Required task> Collect all lines below with the string "janv".

Excerpts from a figure dataset>
○ ○ ○ ○
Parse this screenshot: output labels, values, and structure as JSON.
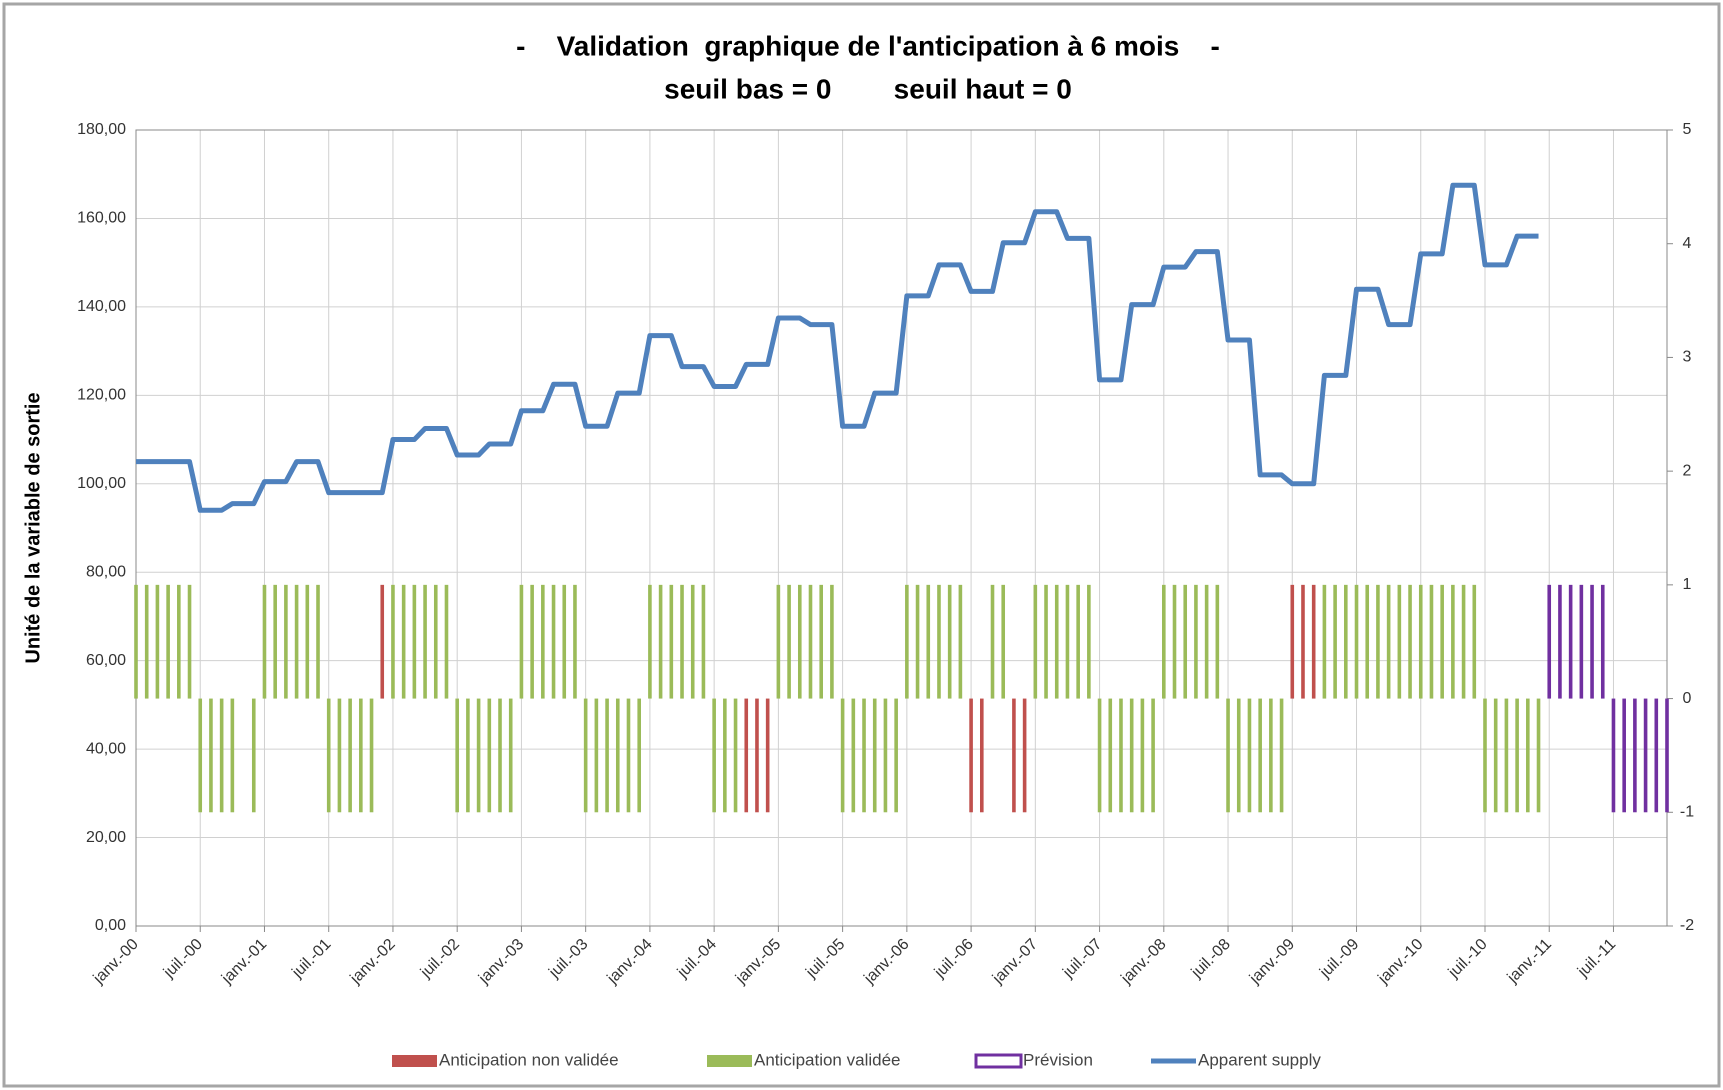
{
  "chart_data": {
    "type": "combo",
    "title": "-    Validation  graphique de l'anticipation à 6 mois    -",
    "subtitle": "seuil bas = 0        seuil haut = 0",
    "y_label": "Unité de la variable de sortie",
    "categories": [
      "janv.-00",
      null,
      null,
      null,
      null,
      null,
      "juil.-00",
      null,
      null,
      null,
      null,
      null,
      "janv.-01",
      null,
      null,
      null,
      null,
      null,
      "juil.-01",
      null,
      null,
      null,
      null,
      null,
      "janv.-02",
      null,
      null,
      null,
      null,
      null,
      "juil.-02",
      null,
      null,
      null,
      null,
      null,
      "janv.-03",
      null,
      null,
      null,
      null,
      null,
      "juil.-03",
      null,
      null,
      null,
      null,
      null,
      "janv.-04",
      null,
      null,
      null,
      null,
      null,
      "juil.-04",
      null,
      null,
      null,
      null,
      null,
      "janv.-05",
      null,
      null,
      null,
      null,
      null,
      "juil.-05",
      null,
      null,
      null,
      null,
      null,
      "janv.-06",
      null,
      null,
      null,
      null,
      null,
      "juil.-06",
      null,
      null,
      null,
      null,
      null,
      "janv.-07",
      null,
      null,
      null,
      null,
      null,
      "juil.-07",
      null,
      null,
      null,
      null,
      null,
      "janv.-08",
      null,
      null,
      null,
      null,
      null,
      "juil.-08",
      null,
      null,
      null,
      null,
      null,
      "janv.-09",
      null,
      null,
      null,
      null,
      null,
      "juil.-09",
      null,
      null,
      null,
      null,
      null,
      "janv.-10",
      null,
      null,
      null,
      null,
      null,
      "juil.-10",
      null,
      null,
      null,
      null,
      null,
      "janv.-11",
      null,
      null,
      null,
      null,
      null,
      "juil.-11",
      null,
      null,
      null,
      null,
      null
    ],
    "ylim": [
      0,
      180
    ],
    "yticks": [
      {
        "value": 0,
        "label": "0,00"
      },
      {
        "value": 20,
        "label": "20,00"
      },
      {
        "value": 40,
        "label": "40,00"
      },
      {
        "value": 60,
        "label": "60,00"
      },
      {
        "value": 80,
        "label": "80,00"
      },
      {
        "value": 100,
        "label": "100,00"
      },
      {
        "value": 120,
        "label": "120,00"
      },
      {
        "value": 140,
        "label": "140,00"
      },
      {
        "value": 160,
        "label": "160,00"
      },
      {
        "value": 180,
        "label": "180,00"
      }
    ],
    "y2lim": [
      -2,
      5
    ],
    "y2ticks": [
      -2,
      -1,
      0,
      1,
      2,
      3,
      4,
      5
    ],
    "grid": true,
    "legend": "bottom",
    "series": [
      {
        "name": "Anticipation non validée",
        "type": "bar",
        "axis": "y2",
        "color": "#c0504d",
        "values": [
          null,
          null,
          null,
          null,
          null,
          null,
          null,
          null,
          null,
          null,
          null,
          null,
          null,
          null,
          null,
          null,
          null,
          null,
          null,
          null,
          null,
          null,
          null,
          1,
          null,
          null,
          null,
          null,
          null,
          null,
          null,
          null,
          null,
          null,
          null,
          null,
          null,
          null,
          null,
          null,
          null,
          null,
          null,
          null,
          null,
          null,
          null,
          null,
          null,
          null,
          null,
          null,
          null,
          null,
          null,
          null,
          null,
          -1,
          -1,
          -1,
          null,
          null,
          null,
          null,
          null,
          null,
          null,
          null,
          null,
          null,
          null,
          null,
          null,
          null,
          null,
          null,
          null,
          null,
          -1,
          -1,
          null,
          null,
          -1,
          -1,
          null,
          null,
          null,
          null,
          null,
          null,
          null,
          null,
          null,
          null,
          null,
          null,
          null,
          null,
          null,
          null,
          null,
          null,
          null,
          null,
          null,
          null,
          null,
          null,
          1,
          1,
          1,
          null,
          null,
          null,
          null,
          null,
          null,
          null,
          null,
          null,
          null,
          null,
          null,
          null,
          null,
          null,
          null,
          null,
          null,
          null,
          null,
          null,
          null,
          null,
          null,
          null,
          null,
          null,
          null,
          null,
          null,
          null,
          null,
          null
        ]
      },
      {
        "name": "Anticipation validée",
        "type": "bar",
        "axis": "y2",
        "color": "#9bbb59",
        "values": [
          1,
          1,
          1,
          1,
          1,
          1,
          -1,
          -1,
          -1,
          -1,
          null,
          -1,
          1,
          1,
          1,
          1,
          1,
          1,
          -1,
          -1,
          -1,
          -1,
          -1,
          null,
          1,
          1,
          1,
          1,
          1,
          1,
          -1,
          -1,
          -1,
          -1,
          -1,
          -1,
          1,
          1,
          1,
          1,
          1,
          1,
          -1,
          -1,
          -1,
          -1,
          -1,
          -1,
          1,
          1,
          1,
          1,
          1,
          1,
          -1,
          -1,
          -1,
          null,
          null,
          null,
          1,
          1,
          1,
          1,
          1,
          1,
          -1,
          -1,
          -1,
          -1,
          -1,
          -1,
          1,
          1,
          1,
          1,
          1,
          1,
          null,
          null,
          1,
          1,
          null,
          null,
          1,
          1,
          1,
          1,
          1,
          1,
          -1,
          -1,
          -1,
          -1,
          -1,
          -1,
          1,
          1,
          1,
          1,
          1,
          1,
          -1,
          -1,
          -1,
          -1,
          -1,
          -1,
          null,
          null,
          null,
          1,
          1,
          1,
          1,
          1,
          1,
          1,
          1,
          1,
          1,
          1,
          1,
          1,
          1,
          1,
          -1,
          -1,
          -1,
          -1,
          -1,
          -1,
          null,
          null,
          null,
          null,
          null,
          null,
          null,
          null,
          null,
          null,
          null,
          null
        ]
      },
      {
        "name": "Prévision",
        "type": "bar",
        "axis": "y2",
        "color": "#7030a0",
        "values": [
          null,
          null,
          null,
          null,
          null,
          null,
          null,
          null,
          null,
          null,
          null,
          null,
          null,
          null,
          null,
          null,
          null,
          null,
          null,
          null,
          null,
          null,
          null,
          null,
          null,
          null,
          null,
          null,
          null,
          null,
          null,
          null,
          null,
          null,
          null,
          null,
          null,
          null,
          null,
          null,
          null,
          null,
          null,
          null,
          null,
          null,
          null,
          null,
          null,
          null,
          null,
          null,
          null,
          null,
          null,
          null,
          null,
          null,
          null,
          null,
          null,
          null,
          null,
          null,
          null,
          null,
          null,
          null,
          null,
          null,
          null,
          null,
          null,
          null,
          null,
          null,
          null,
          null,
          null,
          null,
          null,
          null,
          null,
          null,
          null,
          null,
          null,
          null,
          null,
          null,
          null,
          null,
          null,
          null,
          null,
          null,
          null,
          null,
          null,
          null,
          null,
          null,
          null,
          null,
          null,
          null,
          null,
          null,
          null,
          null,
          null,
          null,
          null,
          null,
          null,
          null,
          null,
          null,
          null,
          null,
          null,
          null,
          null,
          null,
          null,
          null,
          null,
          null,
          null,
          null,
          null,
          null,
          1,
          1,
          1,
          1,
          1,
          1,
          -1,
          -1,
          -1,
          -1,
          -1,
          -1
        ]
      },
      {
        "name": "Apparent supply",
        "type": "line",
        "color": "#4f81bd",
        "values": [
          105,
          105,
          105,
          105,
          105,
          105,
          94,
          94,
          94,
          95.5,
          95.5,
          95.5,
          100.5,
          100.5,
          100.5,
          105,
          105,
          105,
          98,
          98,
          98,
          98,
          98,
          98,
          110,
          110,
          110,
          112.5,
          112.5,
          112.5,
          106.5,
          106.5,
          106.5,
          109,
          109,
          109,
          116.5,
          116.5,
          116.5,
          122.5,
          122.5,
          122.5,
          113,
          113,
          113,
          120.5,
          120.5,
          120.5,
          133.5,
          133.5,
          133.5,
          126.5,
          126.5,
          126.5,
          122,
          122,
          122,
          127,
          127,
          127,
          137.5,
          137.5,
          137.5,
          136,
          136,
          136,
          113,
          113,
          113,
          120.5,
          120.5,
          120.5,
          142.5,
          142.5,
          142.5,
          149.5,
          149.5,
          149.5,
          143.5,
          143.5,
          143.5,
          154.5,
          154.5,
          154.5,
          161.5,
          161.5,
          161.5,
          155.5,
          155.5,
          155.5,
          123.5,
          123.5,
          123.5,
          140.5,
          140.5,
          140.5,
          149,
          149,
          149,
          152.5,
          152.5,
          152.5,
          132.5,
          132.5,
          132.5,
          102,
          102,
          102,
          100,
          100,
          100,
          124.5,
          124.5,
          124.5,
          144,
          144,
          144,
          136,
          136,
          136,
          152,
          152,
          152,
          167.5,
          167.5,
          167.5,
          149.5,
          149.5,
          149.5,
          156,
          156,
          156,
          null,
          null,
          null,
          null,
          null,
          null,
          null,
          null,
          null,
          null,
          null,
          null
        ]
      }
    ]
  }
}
○ ○ ○ ○
Answer in full>
      "janv.-00",
      "janv.-01",
      "janv.-02",
      "janv.-03",
      "janv.-04",
      "janv.-05",
      "janv.-06",
      "janv.-07",
      "janv.-08",
      "janv.-09",
      "janv.-10",
      "janv.-11",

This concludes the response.